Page transcription dataset items
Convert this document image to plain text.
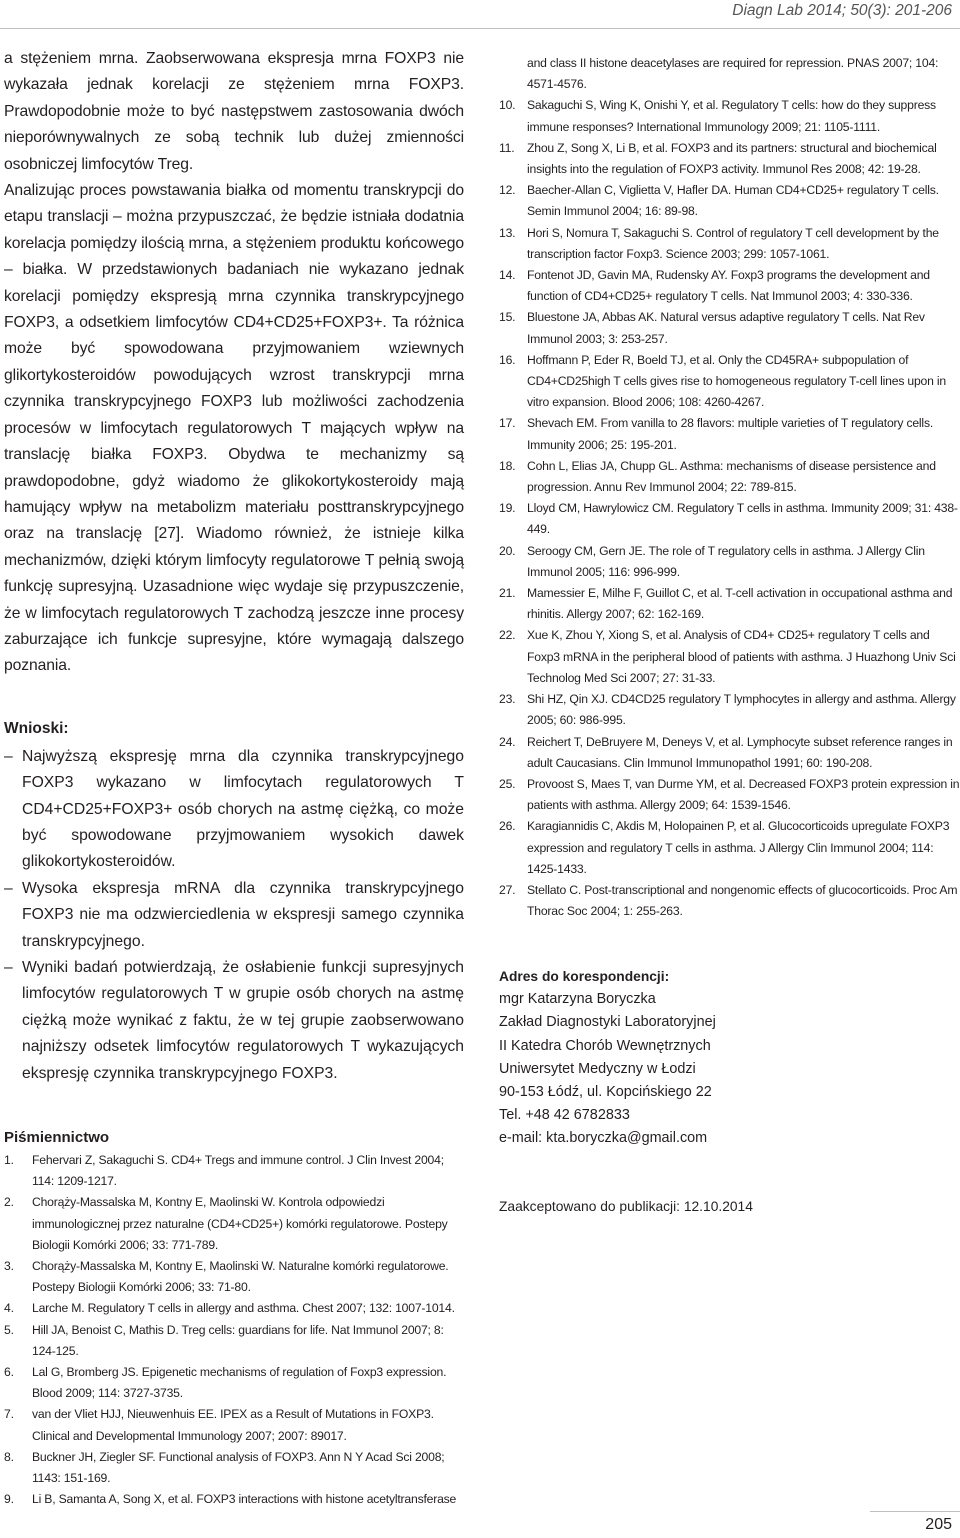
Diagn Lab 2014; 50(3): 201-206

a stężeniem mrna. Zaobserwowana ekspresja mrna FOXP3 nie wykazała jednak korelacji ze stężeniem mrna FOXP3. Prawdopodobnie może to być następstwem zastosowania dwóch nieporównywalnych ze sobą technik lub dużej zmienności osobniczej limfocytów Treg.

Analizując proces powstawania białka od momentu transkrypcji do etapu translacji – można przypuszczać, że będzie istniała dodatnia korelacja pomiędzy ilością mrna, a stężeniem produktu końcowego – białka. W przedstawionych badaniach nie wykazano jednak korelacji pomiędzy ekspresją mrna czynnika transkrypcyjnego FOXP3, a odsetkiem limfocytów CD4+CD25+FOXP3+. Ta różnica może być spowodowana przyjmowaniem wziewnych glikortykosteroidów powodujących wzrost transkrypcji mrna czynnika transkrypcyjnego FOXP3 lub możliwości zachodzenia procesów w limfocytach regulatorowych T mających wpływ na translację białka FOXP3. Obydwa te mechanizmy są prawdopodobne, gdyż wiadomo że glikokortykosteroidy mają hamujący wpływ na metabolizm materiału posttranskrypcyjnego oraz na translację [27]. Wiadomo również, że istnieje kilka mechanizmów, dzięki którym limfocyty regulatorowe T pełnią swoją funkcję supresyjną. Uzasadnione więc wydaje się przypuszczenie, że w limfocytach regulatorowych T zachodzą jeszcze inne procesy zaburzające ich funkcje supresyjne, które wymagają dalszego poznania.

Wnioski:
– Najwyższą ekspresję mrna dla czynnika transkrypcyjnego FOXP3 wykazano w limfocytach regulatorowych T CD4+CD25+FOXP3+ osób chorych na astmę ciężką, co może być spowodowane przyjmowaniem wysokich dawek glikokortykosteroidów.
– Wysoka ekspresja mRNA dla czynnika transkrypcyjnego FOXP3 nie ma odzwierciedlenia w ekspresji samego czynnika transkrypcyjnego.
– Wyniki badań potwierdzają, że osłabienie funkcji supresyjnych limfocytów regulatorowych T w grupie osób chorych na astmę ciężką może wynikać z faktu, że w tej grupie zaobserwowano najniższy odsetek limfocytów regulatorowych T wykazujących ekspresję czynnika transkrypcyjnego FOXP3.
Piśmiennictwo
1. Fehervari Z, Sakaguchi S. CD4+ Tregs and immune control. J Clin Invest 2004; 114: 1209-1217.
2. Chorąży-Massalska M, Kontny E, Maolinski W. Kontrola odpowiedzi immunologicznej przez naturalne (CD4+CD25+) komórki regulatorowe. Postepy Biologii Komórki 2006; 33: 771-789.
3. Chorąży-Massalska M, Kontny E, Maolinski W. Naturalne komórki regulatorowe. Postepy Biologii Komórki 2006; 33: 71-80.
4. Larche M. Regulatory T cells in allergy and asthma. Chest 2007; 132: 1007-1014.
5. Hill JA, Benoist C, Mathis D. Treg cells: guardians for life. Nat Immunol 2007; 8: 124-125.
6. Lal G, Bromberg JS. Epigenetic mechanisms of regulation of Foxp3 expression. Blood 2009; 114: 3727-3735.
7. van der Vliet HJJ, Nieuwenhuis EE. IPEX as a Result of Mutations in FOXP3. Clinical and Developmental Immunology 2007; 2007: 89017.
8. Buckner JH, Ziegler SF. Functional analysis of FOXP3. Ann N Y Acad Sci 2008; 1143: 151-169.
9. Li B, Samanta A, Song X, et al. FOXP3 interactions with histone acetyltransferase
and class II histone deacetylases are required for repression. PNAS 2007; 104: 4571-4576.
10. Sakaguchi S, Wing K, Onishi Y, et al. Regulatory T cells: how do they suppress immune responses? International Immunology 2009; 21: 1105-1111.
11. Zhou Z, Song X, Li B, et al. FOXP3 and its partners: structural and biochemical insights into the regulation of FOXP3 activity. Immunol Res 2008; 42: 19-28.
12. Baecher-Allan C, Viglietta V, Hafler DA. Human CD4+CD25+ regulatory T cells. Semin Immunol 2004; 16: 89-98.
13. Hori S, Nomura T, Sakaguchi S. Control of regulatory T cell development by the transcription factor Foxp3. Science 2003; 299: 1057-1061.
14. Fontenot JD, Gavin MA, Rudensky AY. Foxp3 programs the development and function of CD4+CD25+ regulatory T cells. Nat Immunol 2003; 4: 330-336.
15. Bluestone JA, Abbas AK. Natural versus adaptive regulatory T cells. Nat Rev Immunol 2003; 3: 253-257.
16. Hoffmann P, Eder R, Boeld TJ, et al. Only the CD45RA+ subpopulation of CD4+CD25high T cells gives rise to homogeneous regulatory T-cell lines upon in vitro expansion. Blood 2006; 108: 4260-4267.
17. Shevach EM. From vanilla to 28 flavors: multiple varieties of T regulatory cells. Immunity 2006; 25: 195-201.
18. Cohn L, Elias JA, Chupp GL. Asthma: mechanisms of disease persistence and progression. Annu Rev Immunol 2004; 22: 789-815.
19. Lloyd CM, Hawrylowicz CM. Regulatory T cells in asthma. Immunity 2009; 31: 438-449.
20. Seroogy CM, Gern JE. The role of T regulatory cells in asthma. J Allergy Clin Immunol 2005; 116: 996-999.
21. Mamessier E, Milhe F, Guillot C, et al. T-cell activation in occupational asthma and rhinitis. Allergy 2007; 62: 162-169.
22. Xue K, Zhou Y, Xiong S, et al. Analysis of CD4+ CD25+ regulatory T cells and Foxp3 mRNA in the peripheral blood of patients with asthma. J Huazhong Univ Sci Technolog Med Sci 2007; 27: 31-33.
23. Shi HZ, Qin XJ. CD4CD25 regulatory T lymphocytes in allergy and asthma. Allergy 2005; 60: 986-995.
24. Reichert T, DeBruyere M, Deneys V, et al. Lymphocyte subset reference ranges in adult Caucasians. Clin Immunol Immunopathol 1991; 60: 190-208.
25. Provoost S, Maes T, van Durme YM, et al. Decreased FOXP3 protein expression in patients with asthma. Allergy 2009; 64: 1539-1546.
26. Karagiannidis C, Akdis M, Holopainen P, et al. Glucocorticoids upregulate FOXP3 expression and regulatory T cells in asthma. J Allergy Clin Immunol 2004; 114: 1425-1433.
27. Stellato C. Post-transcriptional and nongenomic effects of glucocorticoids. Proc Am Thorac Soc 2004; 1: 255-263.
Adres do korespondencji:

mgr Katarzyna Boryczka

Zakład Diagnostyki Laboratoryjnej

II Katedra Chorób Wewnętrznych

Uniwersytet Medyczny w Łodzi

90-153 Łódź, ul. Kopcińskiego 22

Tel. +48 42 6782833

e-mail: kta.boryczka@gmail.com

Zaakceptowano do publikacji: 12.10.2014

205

--

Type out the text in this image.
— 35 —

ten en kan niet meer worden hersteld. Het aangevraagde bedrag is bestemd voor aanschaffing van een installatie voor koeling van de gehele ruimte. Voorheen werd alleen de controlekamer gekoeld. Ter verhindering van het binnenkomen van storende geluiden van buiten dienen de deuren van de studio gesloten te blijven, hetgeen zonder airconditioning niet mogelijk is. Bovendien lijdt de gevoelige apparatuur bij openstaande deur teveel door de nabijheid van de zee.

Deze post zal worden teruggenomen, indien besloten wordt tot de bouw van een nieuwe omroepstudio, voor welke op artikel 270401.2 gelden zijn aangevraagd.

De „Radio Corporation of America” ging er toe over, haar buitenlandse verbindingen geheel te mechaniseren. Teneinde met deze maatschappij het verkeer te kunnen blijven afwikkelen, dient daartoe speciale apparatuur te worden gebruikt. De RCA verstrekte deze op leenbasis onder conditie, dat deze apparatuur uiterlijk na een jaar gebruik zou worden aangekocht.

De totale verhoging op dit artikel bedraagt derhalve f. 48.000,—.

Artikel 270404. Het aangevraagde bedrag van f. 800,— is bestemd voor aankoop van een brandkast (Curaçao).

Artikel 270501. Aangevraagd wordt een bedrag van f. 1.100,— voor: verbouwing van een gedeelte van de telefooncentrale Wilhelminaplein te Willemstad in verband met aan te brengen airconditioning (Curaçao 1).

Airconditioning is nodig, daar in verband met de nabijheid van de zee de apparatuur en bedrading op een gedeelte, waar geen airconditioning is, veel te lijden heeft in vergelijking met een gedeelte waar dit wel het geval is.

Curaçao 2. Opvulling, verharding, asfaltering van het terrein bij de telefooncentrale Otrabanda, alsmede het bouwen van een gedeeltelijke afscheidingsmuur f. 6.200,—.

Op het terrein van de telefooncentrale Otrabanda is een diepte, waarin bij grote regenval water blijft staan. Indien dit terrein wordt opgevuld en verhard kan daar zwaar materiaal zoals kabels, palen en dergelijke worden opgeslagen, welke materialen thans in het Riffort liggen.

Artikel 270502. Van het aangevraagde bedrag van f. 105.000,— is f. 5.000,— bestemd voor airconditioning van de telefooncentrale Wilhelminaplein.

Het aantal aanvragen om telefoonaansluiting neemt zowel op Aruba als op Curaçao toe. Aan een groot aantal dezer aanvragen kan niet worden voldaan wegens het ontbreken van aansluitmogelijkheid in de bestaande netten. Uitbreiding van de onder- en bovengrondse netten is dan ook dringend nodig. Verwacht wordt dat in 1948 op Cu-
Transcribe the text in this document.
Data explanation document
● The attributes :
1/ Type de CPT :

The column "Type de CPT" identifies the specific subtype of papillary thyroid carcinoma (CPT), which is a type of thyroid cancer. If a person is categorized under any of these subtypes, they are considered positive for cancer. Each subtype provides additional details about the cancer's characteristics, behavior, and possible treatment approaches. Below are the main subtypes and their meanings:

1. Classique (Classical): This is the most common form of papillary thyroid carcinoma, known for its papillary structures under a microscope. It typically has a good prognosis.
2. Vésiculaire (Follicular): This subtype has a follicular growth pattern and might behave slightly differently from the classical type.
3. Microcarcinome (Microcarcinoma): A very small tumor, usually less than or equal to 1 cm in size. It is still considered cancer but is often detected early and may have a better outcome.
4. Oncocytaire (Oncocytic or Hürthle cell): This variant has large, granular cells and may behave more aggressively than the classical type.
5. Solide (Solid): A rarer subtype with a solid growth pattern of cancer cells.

## Work to complete
Scan the records above for the string "Otrabanda", then select every line that holds it.

## Output for this task
Curaçao 2. Opvulling, verharding, asfaltering van het terrein bij de telefooncentrale Otrabanda, alsmede het bouwen van een gedeeltelijke afscheidingsmuur f. 6.200,—.
Op het terrein van de telefooncentrale Otrabanda is een diepte, waarin bij grote regenval water blijft staan. Indien dit terrein wordt opgevuld en verhard kan daar zwaar materiaal zoals kabels, palen en dergelijke worden opgeslagen, welke materialen thans in het Riffort liggen.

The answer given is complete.